• Provided entries
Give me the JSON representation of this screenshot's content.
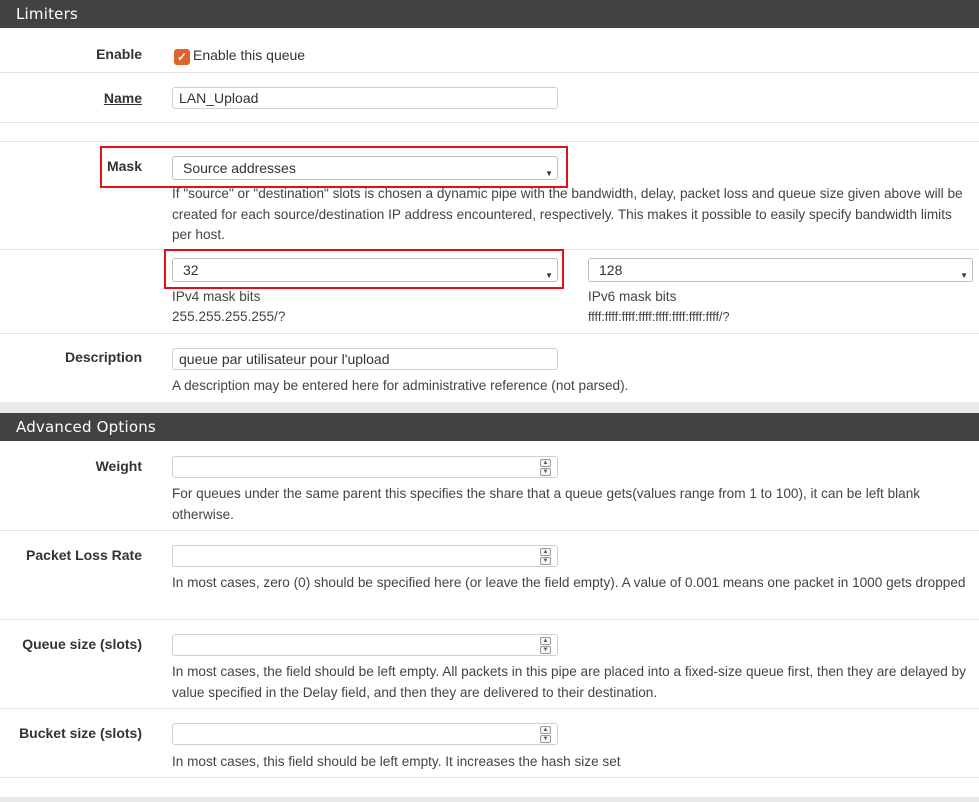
{
  "limiters": {
    "heading": "Limiters",
    "enable": {
      "label": "Enable",
      "checkbox_label": "Enable this queue",
      "checked": true
    },
    "name": {
      "label": "Name",
      "value": "LAN_Upload"
    },
    "mask": {
      "label": "Mask",
      "selected": "Source addresses",
      "help": "If \"source\" or \"destination\" slots is chosen a dynamic pipe with the bandwidth, delay, packet loss and queue size given above will be created for each source/destination IP address encountered, respectively. This makes it possible to easily specify bandwidth limits per host."
    },
    "ipv4": {
      "selected": "32",
      "label": "IPv4 mask bits",
      "hint": "255.255.255.255/?"
    },
    "ipv6": {
      "selected": "128",
      "label": "IPv6 mask bits",
      "hint": "ffff:ffff:ffff:ffff:ffff:ffff:ffff:ffff/?"
    },
    "description": {
      "label": "Description",
      "value": "queue par utilisateur pour l'upload",
      "help": "A description may be entered here for administrative reference (not parsed)."
    }
  },
  "advanced": {
    "heading": "Advanced Options",
    "weight": {
      "label": "Weight",
      "value": "",
      "help": "For queues under the same parent this specifies the share that a queue gets(values range from 1 to 100), it can be left blank otherwise."
    },
    "packet_loss": {
      "label": "Packet Loss Rate",
      "value": "",
      "help": "In most cases, zero (0) should be specified here (or leave the field empty). A value of 0.001 means one packet in 1000 gets dropped"
    },
    "queue_size": {
      "label": "Queue size (slots)",
      "value": "",
      "help": "In most cases, the field should be left empty. All packets in this pipe are placed into a fixed-size queue first, then they are delayed by value specified in the Delay field, and then they are delivered to their destination."
    },
    "bucket_size": {
      "label": "Bucket size (slots)",
      "value": "",
      "help": "In most cases, this field should be left empty. It increases the hash size set"
    }
  },
  "colors": {
    "heading_bg": "#424242",
    "checkbox": "#e0622a",
    "highlight": "#e0101a"
  }
}
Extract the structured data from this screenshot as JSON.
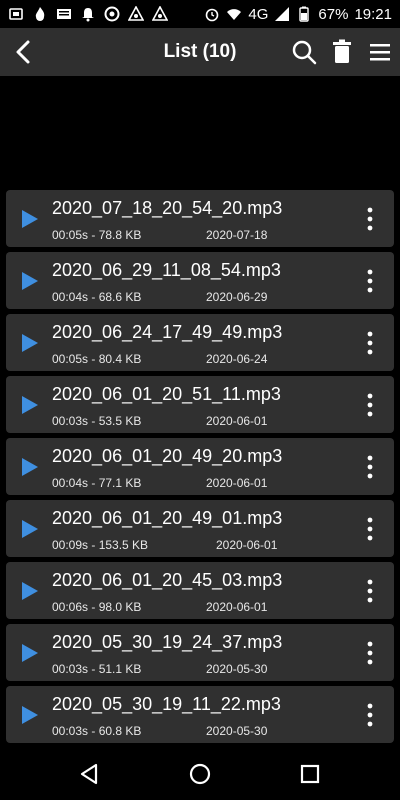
{
  "status_bar": {
    "battery": "67%",
    "time": "19:21",
    "network": "4G",
    "icons": [
      "notification-icon",
      "flame-icon",
      "news-icon",
      "bell-icon",
      "app-icon",
      "vpn-icon",
      "vpn-icon",
      "alarm-icon",
      "wifi-icon",
      "signal-icon",
      "battery-icon"
    ]
  },
  "app_bar": {
    "title": "List (10)",
    "back_icon": "back-arrow-icon",
    "actions": [
      "search-icon",
      "trash-icon",
      "menu-icon"
    ]
  },
  "recordings": [
    {
      "name": "2020_07_18_20_54_20.mp3",
      "meta": "00:05s - 78.8 KB",
      "date": "2020-07-18"
    },
    {
      "name": "2020_06_29_11_08_54.mp3",
      "meta": "00:04s - 68.6 KB",
      "date": "2020-06-29"
    },
    {
      "name": "2020_06_24_17_49_49.mp3",
      "meta": "00:05s - 80.4 KB",
      "date": "2020-06-24"
    },
    {
      "name": "2020_06_01_20_51_11.mp3",
      "meta": "00:03s - 53.5 KB",
      "date": "2020-06-01"
    },
    {
      "name": "2020_06_01_20_49_20.mp3",
      "meta": "00:04s - 77.1 KB",
      "date": "2020-06-01"
    },
    {
      "name": "2020_06_01_20_49_01.mp3",
      "meta": "00:09s - 153.5 KB",
      "date": "2020-06-01"
    },
    {
      "name": "2020_06_01_20_45_03.mp3",
      "meta": "00:06s - 98.0 KB",
      "date": "2020-06-01"
    },
    {
      "name": "2020_05_30_19_24_37.mp3",
      "meta": "00:03s - 51.1 KB",
      "date": "2020-05-30"
    },
    {
      "name": "2020_05_30_19_11_22.mp3",
      "meta": "00:03s - 60.8 KB",
      "date": "2020-05-30"
    }
  ],
  "colors": {
    "play_accent": "#3f8fe0",
    "card_bg": "#303030",
    "appbar_bg": "#2f2f2f"
  }
}
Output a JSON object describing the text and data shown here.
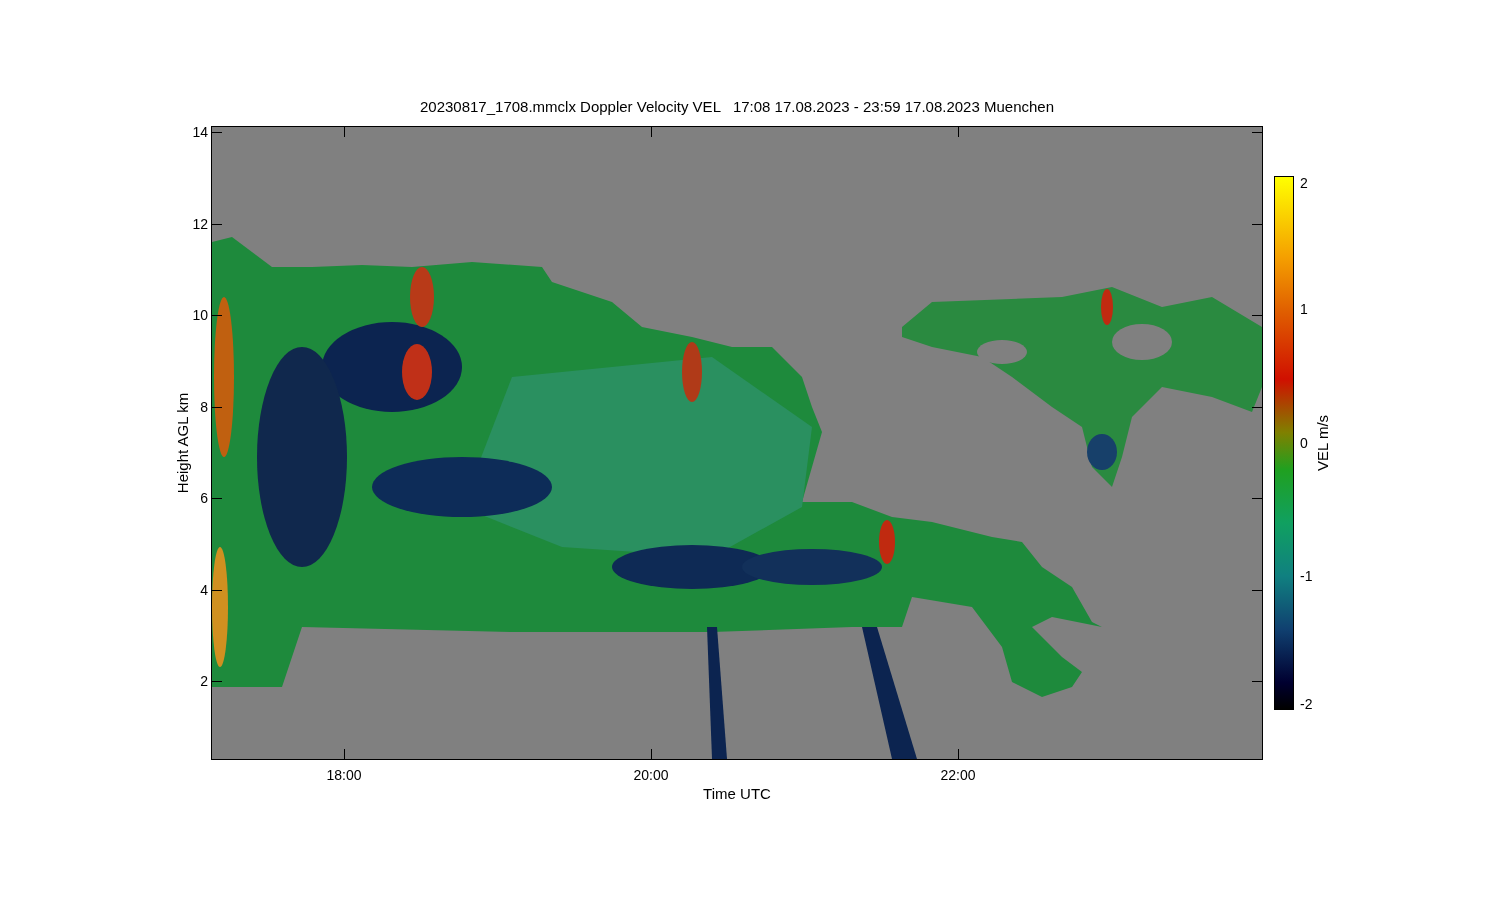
{
  "title": "20230817_1708.mmclx Doppler Velocity VEL   17:08 17.08.2023 - 23:59 17.08.2023 Muenchen",
  "y_axis": {
    "label": "Height AGL km",
    "ticks": [
      "14",
      "12",
      "10",
      "8",
      "6",
      "4",
      "2"
    ]
  },
  "x_axis": {
    "label": "Time UTC",
    "ticks": [
      "18:00",
      "20:00",
      "22:00"
    ]
  },
  "colorbar": {
    "label": "VEL m/s",
    "ticks": [
      "2",
      "1",
      "0",
      "-1",
      "-2"
    ]
  }
}
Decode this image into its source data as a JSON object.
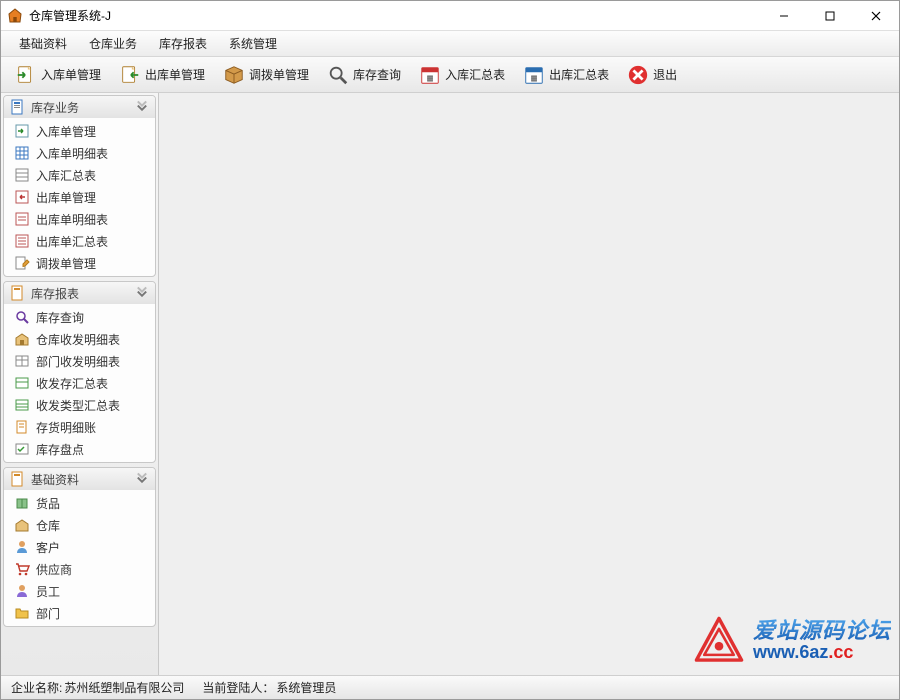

• Exercise
Every line above should be repeated exactly; pictures stay out of the copy.

• Finished exercise
Give me the JSON representation of this screenshot's content.
{
  "limiters": {
    "heading": "Limiters",
    "enable": {
      "label": "Enable",
      "checkbox_label": "Enable this queue",
      "checked": true
    },
    "name": {
      "label": "Name",
      "value": "LAN_Upload"
    },
    "mask": {
      "label": "Mask",
      "selected": "Source addresses",
      "help": "If \"source\" or \"destination\" slots is chosen a dynamic pipe with the bandwidth, delay, packet loss and queue size given above will be created for each source/destination IP address encountered, respectively. This makes it possible to easily specify bandwidth limits per host."
    },
    "ipv4": {
      "selected": "32",
      "label": "IPv4 mask bits",
      "hint": "255.255.255.255/?"
    },
    "ipv6": {
      "selected": "128",
      "label": "IPv6 mask bits",
      "hint": "ffff:ffff:ffff:ffff:ffff:ffff:ffff:ffff/?"
    },
    "description": {
      "label": "Description",
      "value": "queue par utilisateur pour l'upload",
      "help": "A description may be entered here for administrative reference (not parsed)."
    }
  },
  "advanced": {
    "heading": "Advanced Options",
    "weight": {
      "label": "Weight",
      "value": "",
      "help": "For queues under the same parent this specifies the share that a queue gets(values range from 1 to 100), it can be left blank otherwise."
    },
    "packet_loss": {
      "label": "Packet Loss Rate",
      "value": "",
      "help": "In most cases, zero (0) should be specified here (or leave the field empty). A value of 0.001 means one packet in 1000 gets dropped"
    },
    "queue_size": {
      "label": "Queue size (slots)",
      "value": "",
      "help": "In most cases, the field should be left empty. All packets in this pipe are placed into a fixed-size queue first, then they are delayed by value specified in the Delay field, and then they are delivered to their destination."
    },
    "bucket_size": {
      "label": "Bucket size (slots)",
      "value": "",
      "help": "In most cases, this field should be left empty. It increases the hash size set"
    }
  },
  "colors": {
    "heading_bg": "#424242",
    "checkbox": "#e0622a",
    "highlight": "#e0101a"
  }
}
Extract the structured data from this screenshot as JSON.
{
  "status_bar": {
    "battery": "67%",
    "time": "19:21",
    "network": "4G",
    "icons": [
      "notification-icon",
      "flame-icon",
      "news-icon",
      "bell-icon",
      "app-icon",
      "vpn-icon",
      "vpn-icon",
      "alarm-icon",
      "wifi-icon",
      "signal-icon",
      "battery-icon"
    ]
  },
  "app_bar": {
    "title": "List (10)",
    "back_icon": "back-arrow-icon",
    "actions": [
      "search-icon",
      "trash-icon",
      "menu-icon"
    ]
  },
  "recordings": [
    {
      "name": "2020_07_18_20_54_20.mp3",
      "meta": "00:05s - 78.8 KB",
      "date": "2020-07-18"
    },
    {
      "name": "2020_06_29_11_08_54.mp3",
      "meta": "00:04s - 68.6 KB",
      "date": "2020-06-29"
    },
    {
      "name": "2020_06_24_17_49_49.mp3",
      "meta": "00:05s - 80.4 KB",
      "date": "2020-06-24"
    },
    {
      "name": "2020_06_01_20_51_11.mp3",
      "meta": "00:03s - 53.5 KB",
      "date": "2020-06-01"
    },
    {
      "name": "2020_06_01_20_49_20.mp3",
      "meta": "00:04s - 77.1 KB",
      "date": "2020-06-01"
    },
    {
      "name": "2020_06_01_20_49_01.mp3",
      "meta": "00:09s - 153.5 KB",
      "date": "2020-06-01"
    },
    {
      "name": "2020_06_01_20_45_03.mp3",
      "meta": "00:06s - 98.0 KB",
      "date": "2020-06-01"
    },
    {
      "name": "2020_05_30_19_24_37.mp3",
      "meta": "00:03s - 51.1 KB",
      "date": "2020-05-30"
    },
    {
      "name": "2020_05_30_19_11_22.mp3",
      "meta": "00:03s - 60.8 KB",
      "date": "2020-05-30"
    }
  ],
  "colors": {
    "play_accent": "#3f8fe0",
    "card_bg": "#303030",
    "appbar_bg": "#2f2f2f"
  }
}
Output a JSON object describing the text and data shown here.
{
  "title": "20230817_1708.mmclx Doppler Velocity VEL   17:08 17.08.2023 - 23:59 17.08.2023 Muenchen",
  "y_axis": {
    "label": "Height AGL km",
    "ticks": [
      "14",
      "12",
      "10",
      "8",
      "6",
      "4",
      "2"
    ]
  },
  "x_axis": {
    "label": "Time UTC",
    "ticks": [
      "18:00",
      "20:00",
      "22:00"
    ]
  },
  "colorbar": {
    "label": "VEL m/s",
    "ticks": [
      "2",
      "1",
      "0",
      "-1",
      "-2"
    ]
  }
}
Decode this image into its source data as a JSON object.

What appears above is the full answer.